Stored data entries

***

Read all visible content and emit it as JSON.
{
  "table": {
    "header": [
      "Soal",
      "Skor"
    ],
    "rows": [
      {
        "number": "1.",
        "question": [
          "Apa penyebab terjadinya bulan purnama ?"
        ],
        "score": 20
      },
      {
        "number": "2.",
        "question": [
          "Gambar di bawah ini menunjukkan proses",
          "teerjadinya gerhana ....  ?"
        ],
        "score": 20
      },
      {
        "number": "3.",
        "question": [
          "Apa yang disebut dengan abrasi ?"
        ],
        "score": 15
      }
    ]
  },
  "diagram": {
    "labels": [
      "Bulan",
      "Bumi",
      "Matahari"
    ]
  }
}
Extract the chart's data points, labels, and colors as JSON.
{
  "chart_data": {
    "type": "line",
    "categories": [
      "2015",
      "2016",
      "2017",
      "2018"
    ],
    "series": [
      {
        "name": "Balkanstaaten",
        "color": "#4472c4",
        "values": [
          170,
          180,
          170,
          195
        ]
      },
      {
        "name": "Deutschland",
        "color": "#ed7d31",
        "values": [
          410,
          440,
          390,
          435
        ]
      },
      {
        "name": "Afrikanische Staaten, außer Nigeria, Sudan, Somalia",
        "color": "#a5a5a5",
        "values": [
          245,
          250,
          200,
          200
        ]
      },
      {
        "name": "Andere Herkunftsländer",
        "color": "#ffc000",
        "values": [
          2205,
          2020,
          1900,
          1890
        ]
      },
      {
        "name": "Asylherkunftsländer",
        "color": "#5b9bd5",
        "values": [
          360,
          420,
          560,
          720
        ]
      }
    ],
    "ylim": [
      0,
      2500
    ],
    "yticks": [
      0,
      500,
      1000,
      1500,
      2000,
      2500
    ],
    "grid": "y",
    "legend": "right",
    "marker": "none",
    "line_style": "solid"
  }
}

***

Written exercise: Give back, exactly as written, the lines from the one with "Extract the chart's" to the last line.

Reply:
Extract the chart's data points, labels, and colors as JSON.
{
  "chart_data": {
    "type": "line",
    "categories": [
      "2015",
      "2016",
      "2017",
      "2018"
    ],
    "series": [
      {
        "name": "Balkanstaaten",
        "color": "#4472c4",
        "values": [
          170,
          180,
          170,
          195
        ]
      },
      {
        "name": "Deutschland",
        "color": "#ed7d31",
        "values": [
          410,
          440,
          390,
          435
        ]
      },
      {
        "name": "Afrikanische Staaten, außer Nigeria, Sudan, Somalia",
        "color": "#a5a5a5",
        "values": [
          245,
          250,
          200,
          200
        ]
      },
      {
        "name": "Andere Herkunftsländer",
        "color": "#ffc000",
        "values": [
          2205,
          2020,
          1900,
          1890
        ]
      },
      {
        "name": "Asylherkunftsländer",
        "color": "#5b9bd5",
        "values": [
          360,
          420,
          560,
          720
        ]
      }
    ],
    "ylim": [
      0,
      2500
    ],
    "yticks": [
      0,
      500,
      1000,
      1500,
      2000,
      2500
    ],
    "grid": "y",
    "legend": "right",
    "marker": "none",
    "line_style": "solid"
  }
}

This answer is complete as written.